Task description: From the listing below, return each line that includes "this".

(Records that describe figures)
↓↓↓
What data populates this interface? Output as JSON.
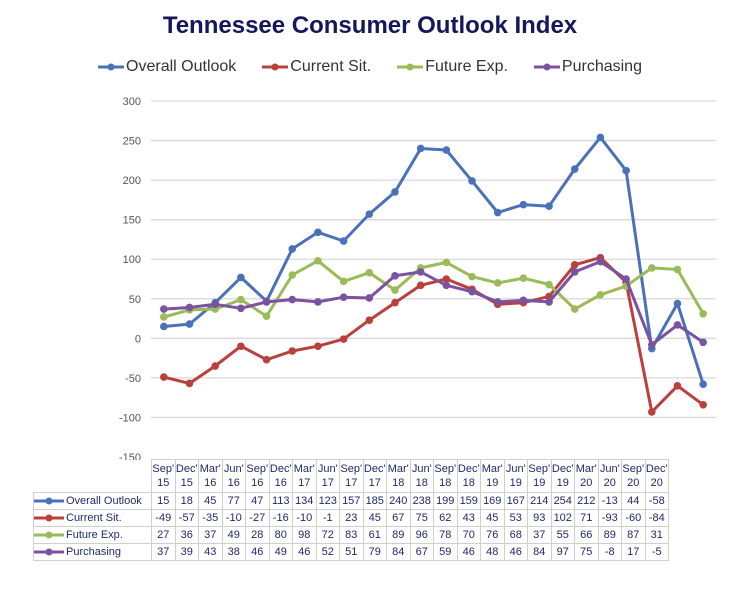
{
  "chart_data": {
    "type": "line",
    "title": "Tennessee Consumer Outlook Index",
    "xlabel": "",
    "ylabel": "",
    "ylim": [
      -150,
      300
    ],
    "yticks": [
      -150,
      -100,
      -50,
      0,
      50,
      100,
      150,
      200,
      250,
      300
    ],
    "grid": true,
    "legend_position": "top",
    "categories": [
      [
        "Sep'",
        "15"
      ],
      [
        "Dec'",
        "15"
      ],
      [
        "Mar'",
        "16"
      ],
      [
        "Jun'",
        "16"
      ],
      [
        "Sep'",
        "16"
      ],
      [
        "Dec'",
        "16"
      ],
      [
        "Mar'",
        "17"
      ],
      [
        "Jun'",
        "17"
      ],
      [
        "Sep'",
        "17"
      ],
      [
        "Dec'",
        "17"
      ],
      [
        "Mar'",
        "18"
      ],
      [
        "Jun'",
        "18"
      ],
      [
        "Sep'",
        "18"
      ],
      [
        "Dec'",
        "18"
      ],
      [
        "Mar'",
        "19"
      ],
      [
        "Jun'",
        "19"
      ],
      [
        "Sep'",
        "19"
      ],
      [
        "Dec'",
        "19"
      ],
      [
        "Mar'",
        "20"
      ],
      [
        "Jun'",
        "20"
      ],
      [
        "Sep'",
        "20"
      ],
      [
        "Dec'",
        "20"
      ]
    ],
    "series": [
      {
        "name": "Overall Outlook",
        "color": "#4a72b8",
        "values": [
          15,
          18,
          45,
          77,
          47,
          113,
          134,
          123,
          157,
          185,
          240,
          238,
          199,
          159,
          169,
          167,
          214,
          254,
          212,
          -13,
          44,
          -58
        ]
      },
      {
        "name": "Current Sit.",
        "color": "#b9403b",
        "values": [
          -49,
          -57,
          -35,
          -10,
          -27,
          -16,
          -10,
          -1,
          23,
          45,
          67,
          75,
          62,
          43,
          45,
          53,
          93,
          102,
          71,
          -93,
          -60,
          -84
        ]
      },
      {
        "name": "Future Exp.",
        "color": "#9bbb59",
        "values": [
          27,
          36,
          37,
          49,
          28,
          80,
          98,
          72,
          83,
          61,
          89,
          96,
          78,
          70,
          76,
          68,
          37,
          55,
          66,
          89,
          87,
          31
        ]
      },
      {
        "name": "Purchasing",
        "color": "#7a52a0",
        "values": [
          37,
          39,
          43,
          38,
          46,
          49,
          46,
          52,
          51,
          79,
          84,
          67,
          59,
          46,
          48,
          46,
          84,
          97,
          75,
          -8,
          17,
          -5
        ]
      }
    ]
  }
}
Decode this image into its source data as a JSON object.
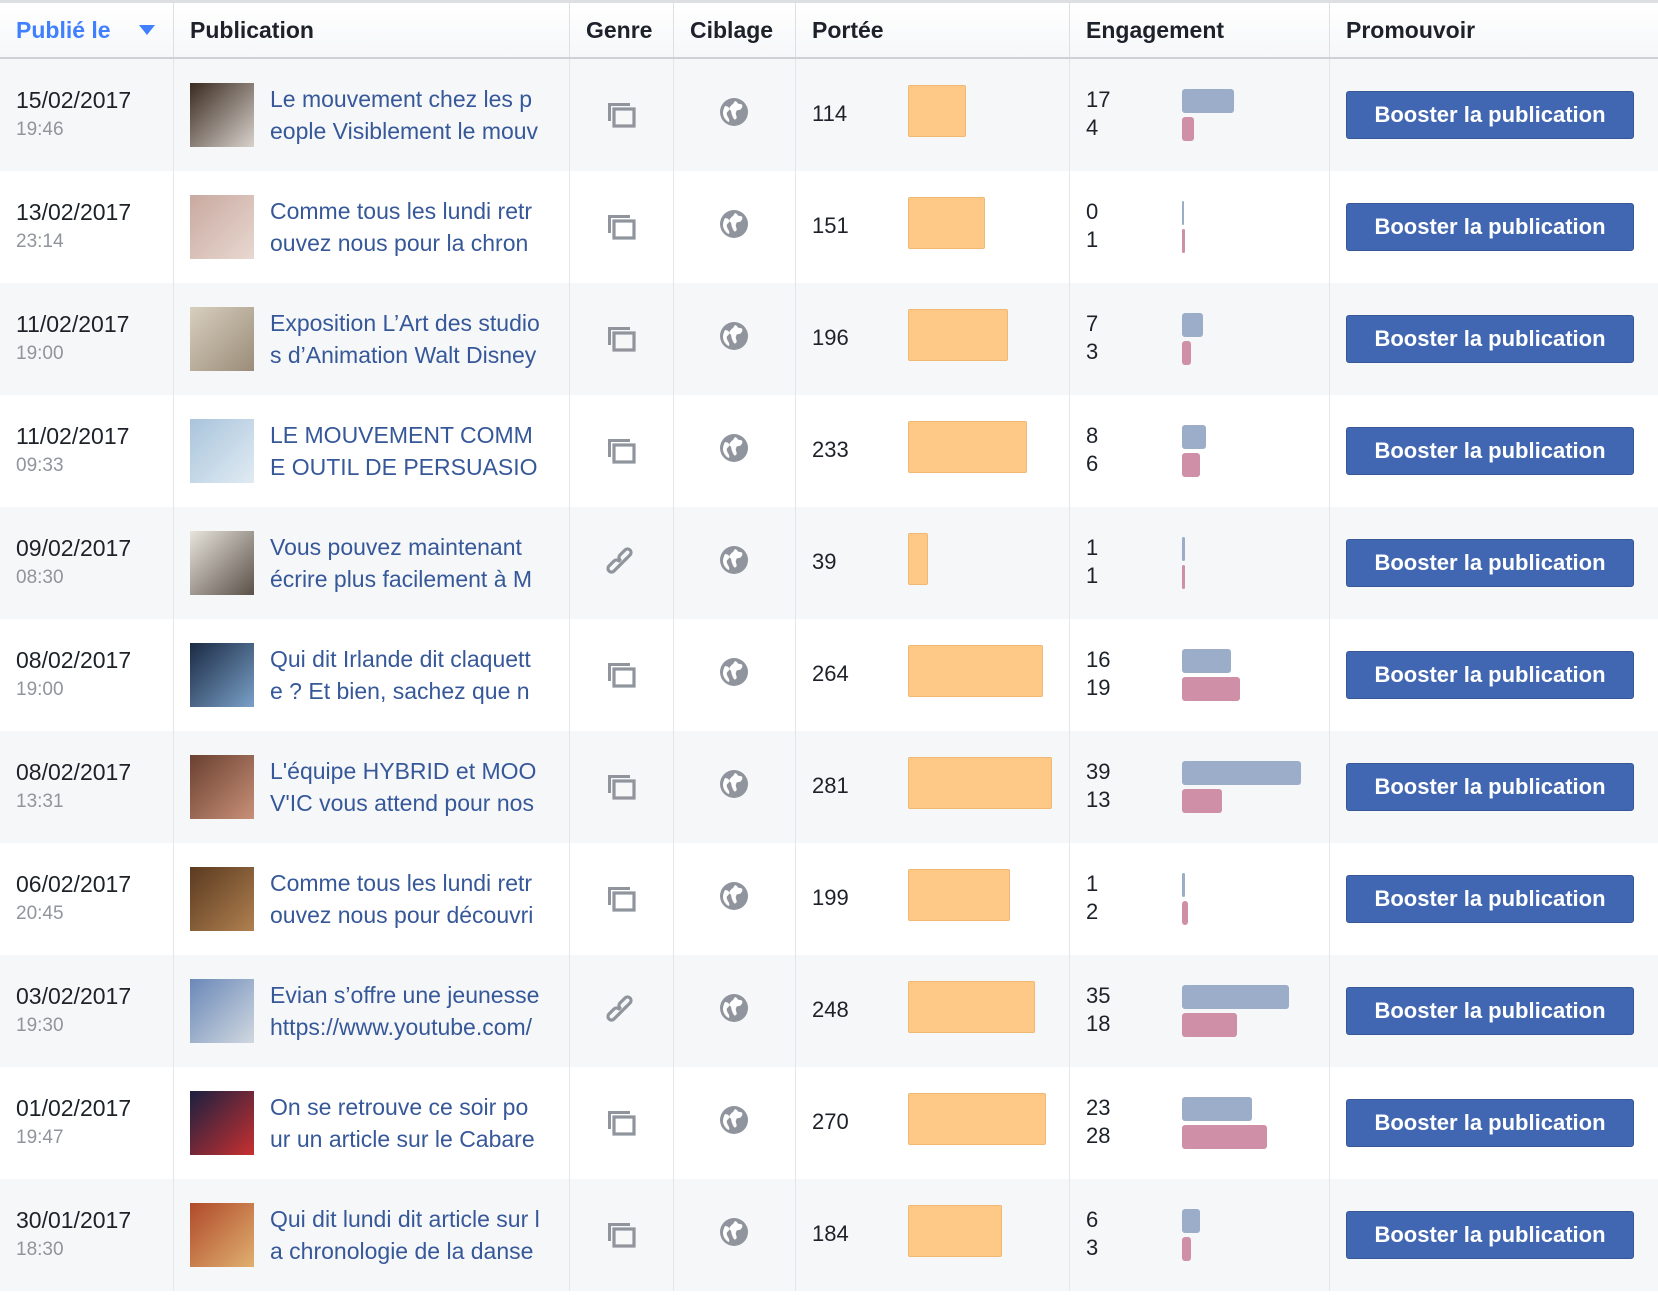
{
  "header": {
    "published": "Publié le",
    "publication": "Publication",
    "genre": "Genre",
    "targeting": "Ciblage",
    "reach": "Portée",
    "engagement": "Engagement",
    "promote": "Promouvoir"
  },
  "colors": {
    "reach_bar": "#fec986",
    "engagement_primary": "#9cadc9",
    "engagement_secondary": "#cf8fa6",
    "boost_button": "#4267b2",
    "link": "#365899",
    "sort_accent": "#4080ff"
  },
  "boost_label": "Booster la publication",
  "rows": [
    {
      "date": "15/02/2017",
      "time": "19:46",
      "text": "Le mouvement chez les p\neople Visiblement le mouv",
      "genre": "album-icon",
      "targeting": "globe-icon",
      "reach": "114",
      "eng1": "17",
      "eng2": "4",
      "thumb": [
        "#3a2a20",
        "#d8d2cc"
      ]
    },
    {
      "date": "13/02/2017",
      "time": "23:14",
      "text": "Comme tous les lundi retr\nouvez nous pour la chron",
      "genre": "album-icon",
      "targeting": "globe-icon",
      "reach": "151",
      "eng1": "0",
      "eng2": "1",
      "thumb": [
        "#c9a9a0",
        "#e8d8d0"
      ]
    },
    {
      "date": "11/02/2017",
      "time": "19:00",
      "text": "Exposition L’Art des studio\ns d’Animation Walt Disney",
      "genre": "album-icon",
      "targeting": "globe-icon",
      "reach": "196",
      "eng1": "7",
      "eng2": "3",
      "thumb": [
        "#d8cfbf",
        "#9a8c78"
      ]
    },
    {
      "date": "11/02/2017",
      "time": "09:33",
      "text": "LE MOUVEMENT COMM\nE OUTIL DE PERSUASIO",
      "genre": "album-icon",
      "targeting": "globe-icon",
      "reach": "233",
      "eng1": "8",
      "eng2": "6",
      "thumb": [
        "#a9c4dc",
        "#e0ebf3"
      ]
    },
    {
      "date": "09/02/2017",
      "time": "08:30",
      "text": "Vous pouvez maintenant\nécrire plus facilement à M",
      "genre": "link-icon",
      "targeting": "globe-icon",
      "reach": "39",
      "eng1": "1",
      "eng2": "1",
      "thumb": [
        "#e8e4dc",
        "#5a5048"
      ]
    },
    {
      "date": "08/02/2017",
      "time": "19:00",
      "text": "Qui dit Irlande dit claquett\ne ? Et bien, sachez que n",
      "genre": "album-icon",
      "targeting": "globe-icon",
      "reach": "264",
      "eng1": "16",
      "eng2": "19",
      "thumb": [
        "#1a2a44",
        "#7aa0c8"
      ]
    },
    {
      "date": "08/02/2017",
      "time": "13:31",
      "text": "L'équipe HYBRID et MOO\nV'IC vous attend pour nos",
      "genre": "album-icon",
      "targeting": "globe-icon",
      "reach": "281",
      "eng1": "39",
      "eng2": "13",
      "thumb": [
        "#6a4030",
        "#c89078"
      ]
    },
    {
      "date": "06/02/2017",
      "time": "20:45",
      "text": "Comme tous les lundi retr\nouvez nous pour découvri",
      "genre": "album-icon",
      "targeting": "globe-icon",
      "reach": "199",
      "eng1": "1",
      "eng2": "2",
      "thumb": [
        "#5a3a20",
        "#b08050"
      ]
    },
    {
      "date": "03/02/2017",
      "time": "19:30",
      "text": "Evian s’offre une jeunesse\nhttps://www.youtube.com/",
      "genre": "link-icon",
      "targeting": "globe-icon",
      "reach": "248",
      "eng1": "35",
      "eng2": "18",
      "thumb": [
        "#6a88b8",
        "#d0d8e0"
      ]
    },
    {
      "date": "01/02/2017",
      "time": "19:47",
      "text": "On se retrouve ce soir po\nur un article sur le Cabare",
      "genre": "album-icon",
      "targeting": "globe-icon",
      "reach": "270",
      "eng1": "23",
      "eng2": "28",
      "thumb": [
        "#1a2040",
        "#c83030"
      ]
    },
    {
      "date": "30/01/2017",
      "time": "18:30",
      "text": "Qui dit lundi dit article sur l\na chronologie de la danse",
      "genre": "album-icon",
      "targeting": "globe-icon",
      "reach": "184",
      "eng1": "6",
      "eng2": "3",
      "thumb": [
        "#b04a2a",
        "#e0b070"
      ]
    }
  ]
}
↑↑↑
Full response:
What data populates this interface? Output as JSON.
Decode this image into its source data as a JSON object.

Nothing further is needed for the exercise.